Everything from the line holding "What does this" through the last line below must be repeated exactly, and nothing else.

## START Data provided

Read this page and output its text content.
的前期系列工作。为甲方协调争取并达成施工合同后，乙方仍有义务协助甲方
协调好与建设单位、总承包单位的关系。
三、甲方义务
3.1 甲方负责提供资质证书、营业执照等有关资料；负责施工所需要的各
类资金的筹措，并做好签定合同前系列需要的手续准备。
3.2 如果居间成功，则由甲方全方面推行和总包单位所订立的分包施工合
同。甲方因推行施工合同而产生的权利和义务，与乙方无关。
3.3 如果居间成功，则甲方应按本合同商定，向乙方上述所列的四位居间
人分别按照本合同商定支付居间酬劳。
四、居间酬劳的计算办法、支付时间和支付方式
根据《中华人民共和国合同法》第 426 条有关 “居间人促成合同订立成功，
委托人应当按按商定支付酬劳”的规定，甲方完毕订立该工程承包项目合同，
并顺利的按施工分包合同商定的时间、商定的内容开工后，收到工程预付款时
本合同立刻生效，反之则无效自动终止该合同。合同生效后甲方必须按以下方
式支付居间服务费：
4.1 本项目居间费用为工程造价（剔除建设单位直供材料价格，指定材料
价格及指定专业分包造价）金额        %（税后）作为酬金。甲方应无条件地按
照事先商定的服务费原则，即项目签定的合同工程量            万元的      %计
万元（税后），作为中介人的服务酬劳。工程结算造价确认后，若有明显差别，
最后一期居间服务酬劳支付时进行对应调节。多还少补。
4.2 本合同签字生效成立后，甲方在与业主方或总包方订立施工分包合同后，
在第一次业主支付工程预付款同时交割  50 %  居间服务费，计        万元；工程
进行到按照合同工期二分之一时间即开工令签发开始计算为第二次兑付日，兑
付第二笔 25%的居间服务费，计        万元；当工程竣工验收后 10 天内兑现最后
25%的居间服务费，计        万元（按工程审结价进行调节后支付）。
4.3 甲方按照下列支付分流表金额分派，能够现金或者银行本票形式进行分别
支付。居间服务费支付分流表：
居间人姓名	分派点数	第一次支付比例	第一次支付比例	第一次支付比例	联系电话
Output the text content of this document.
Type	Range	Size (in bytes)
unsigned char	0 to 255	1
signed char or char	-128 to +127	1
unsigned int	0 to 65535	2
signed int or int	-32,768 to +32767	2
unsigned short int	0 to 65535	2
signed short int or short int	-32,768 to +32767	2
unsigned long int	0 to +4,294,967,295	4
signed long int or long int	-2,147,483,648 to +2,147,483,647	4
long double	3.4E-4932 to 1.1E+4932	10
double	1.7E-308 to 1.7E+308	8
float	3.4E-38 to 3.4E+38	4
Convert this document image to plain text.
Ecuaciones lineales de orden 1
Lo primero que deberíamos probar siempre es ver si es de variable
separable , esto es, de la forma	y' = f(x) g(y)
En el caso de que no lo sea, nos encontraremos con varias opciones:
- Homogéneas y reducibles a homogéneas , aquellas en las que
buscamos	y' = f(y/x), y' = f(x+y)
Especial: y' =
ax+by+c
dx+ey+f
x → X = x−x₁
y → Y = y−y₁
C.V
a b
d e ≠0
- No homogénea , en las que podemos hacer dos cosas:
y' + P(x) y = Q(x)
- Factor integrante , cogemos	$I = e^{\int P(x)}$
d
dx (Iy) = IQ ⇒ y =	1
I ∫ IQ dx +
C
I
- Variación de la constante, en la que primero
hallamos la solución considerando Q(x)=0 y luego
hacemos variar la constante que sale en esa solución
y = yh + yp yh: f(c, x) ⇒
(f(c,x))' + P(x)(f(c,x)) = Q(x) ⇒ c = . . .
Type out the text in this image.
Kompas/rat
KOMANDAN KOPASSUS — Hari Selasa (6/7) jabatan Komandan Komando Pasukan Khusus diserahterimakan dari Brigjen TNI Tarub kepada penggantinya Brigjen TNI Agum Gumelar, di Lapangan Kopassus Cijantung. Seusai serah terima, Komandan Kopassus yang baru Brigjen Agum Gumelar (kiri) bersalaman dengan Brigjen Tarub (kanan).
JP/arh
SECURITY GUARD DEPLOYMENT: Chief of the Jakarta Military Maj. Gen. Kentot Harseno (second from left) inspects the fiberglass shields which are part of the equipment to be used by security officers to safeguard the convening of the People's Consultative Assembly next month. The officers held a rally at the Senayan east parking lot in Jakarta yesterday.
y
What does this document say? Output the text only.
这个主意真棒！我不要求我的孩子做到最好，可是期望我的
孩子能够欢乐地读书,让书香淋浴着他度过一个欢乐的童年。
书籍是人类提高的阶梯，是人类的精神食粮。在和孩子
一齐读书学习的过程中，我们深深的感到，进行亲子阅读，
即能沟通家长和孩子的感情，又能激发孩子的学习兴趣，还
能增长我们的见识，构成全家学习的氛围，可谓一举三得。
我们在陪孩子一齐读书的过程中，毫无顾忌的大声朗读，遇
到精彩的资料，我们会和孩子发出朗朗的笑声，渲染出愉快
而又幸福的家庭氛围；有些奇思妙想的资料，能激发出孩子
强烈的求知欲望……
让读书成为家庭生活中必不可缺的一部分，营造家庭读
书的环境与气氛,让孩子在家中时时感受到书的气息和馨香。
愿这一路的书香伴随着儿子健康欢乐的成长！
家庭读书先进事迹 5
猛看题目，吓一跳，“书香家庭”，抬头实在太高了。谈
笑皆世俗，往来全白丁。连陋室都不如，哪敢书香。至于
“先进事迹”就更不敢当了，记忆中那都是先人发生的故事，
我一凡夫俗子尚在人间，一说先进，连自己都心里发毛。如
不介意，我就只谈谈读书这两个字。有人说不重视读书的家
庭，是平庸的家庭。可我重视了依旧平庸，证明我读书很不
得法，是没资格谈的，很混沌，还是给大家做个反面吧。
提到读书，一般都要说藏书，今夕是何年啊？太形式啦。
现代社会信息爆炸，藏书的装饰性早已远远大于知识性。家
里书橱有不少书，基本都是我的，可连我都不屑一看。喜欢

## END Data provided

Solution to the problem:
What does this document say? Output the text only.
这个主意真棒！我不要求我的孩子做到最好，可是期望我的
孩子能够欢乐地读书,让书香淋浴着他度过一个欢乐的童年。
书籍是人类提高的阶梯，是人类的精神食粮。在和孩子
一齐读书学习的过程中，我们深深的感到，进行亲子阅读，
即能沟通家长和孩子的感情，又能激发孩子的学习兴趣，还
能增长我们的见识，构成全家学习的氛围，可谓一举三得。
我们在陪孩子一齐读书的过程中，毫无顾忌的大声朗读，遇
到精彩的资料，我们会和孩子发出朗朗的笑声，渲染出愉快
而又幸福的家庭氛围；有些奇思妙想的资料，能激发出孩子
强烈的求知欲望……
让读书成为家庭生活中必不可缺的一部分，营造家庭读
书的环境与气氛,让孩子在家中时时感受到书的气息和馨香。
愿这一路的书香伴随着儿子健康欢乐的成长！
家庭读书先进事迹 5
猛看题目，吓一跳，“书香家庭”，抬头实在太高了。谈
笑皆世俗，往来全白丁。连陋室都不如，哪敢书香。至于
“先进事迹”就更不敢当了，记忆中那都是先人发生的故事，
我一凡夫俗子尚在人间，一说先进，连自己都心里发毛。如
不介意，我就只谈谈读书这两个字。有人说不重视读书的家
庭，是平庸的家庭。可我重视了依旧平庸，证明我读书很不
得法，是没资格谈的，很混沌，还是给大家做个反面吧。
提到读书，一般都要说藏书，今夕是何年啊？太形式啦。
现代社会信息爆炸，藏书的装饰性早已远远大于知识性。家
里书橱有不少书，基本都是我的，可连我都不屑一看。喜欢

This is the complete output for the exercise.